▽

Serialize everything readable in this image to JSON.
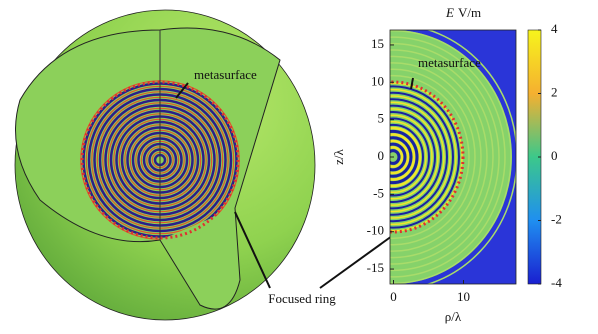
{
  "chart_data": {
    "type": "heatmap",
    "title": "E",
    "title_units": "V/m",
    "xlabel": "ρ/λ",
    "ylabel": "z/λ",
    "xlim": [
      -0.5,
      17.5
    ],
    "xticks": [
      0,
      10
    ],
    "ylim": [
      -17,
      17
    ],
    "yticks": [
      15,
      10,
      5,
      0,
      -5,
      -10,
      -15
    ],
    "colorbar": {
      "lim": [
        -4,
        4
      ],
      "ticks": [
        4,
        2,
        0,
        -2,
        -4
      ]
    },
    "annotations": [
      "metasurface",
      "metasurface",
      "Focused ring"
    ]
  }
}
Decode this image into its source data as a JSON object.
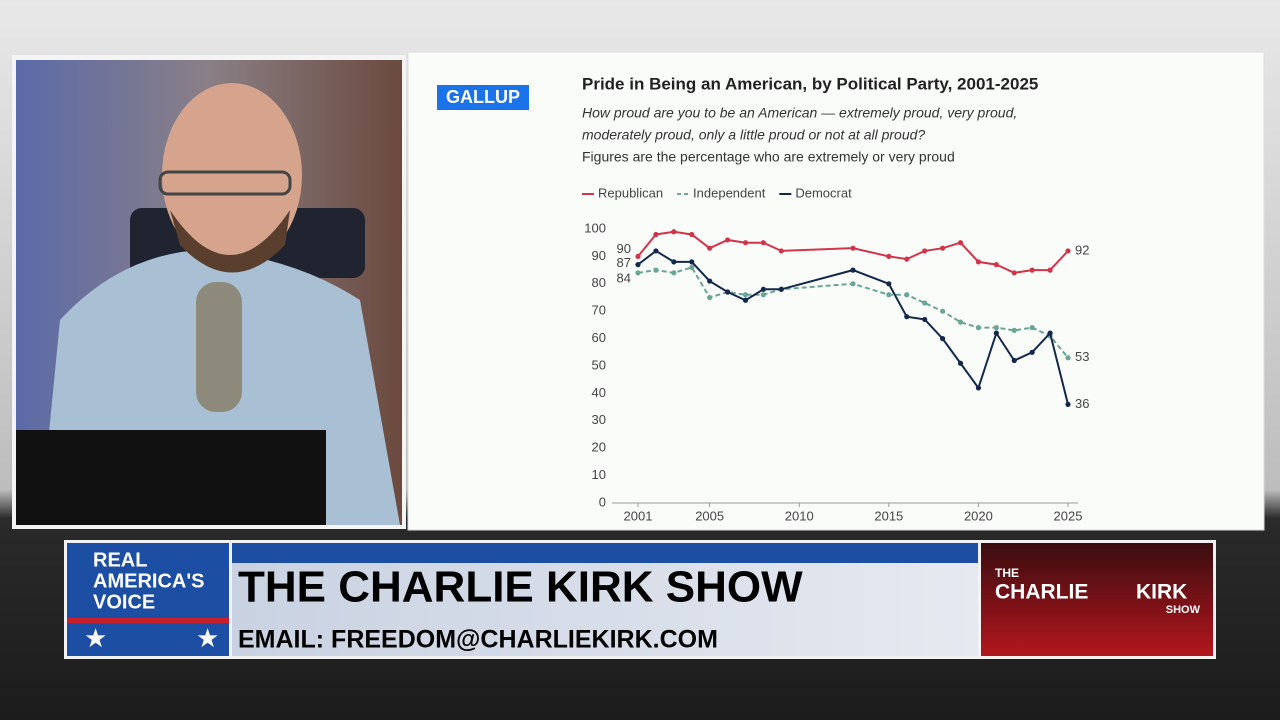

△

● **Given task**: Transcribe the listing in full and omit the pictures.

● **In response**:
Serialize everything readable in this image to JSON.
{
  "chart_data": {
    "type": "heatmap",
    "title": "E",
    "title_units": "V/m",
    "xlabel": "ρ/λ",
    "ylabel": "z/λ",
    "xlim": [
      -0.5,
      17.5
    ],
    "xticks": [
      0,
      10
    ],
    "ylim": [
      -17,
      17
    ],
    "yticks": [
      15,
      10,
      5,
      0,
      -5,
      -10,
      -15
    ],
    "colorbar": {
      "lim": [
        -4,
        4
      ],
      "ticks": [
        4,
        2,
        0,
        -2,
        -4
      ]
    },
    "annotations": [
      "metasurface",
      "metasurface",
      "Focused ring"
    ]
  }
}
Decode this image into its source data as a JSON object.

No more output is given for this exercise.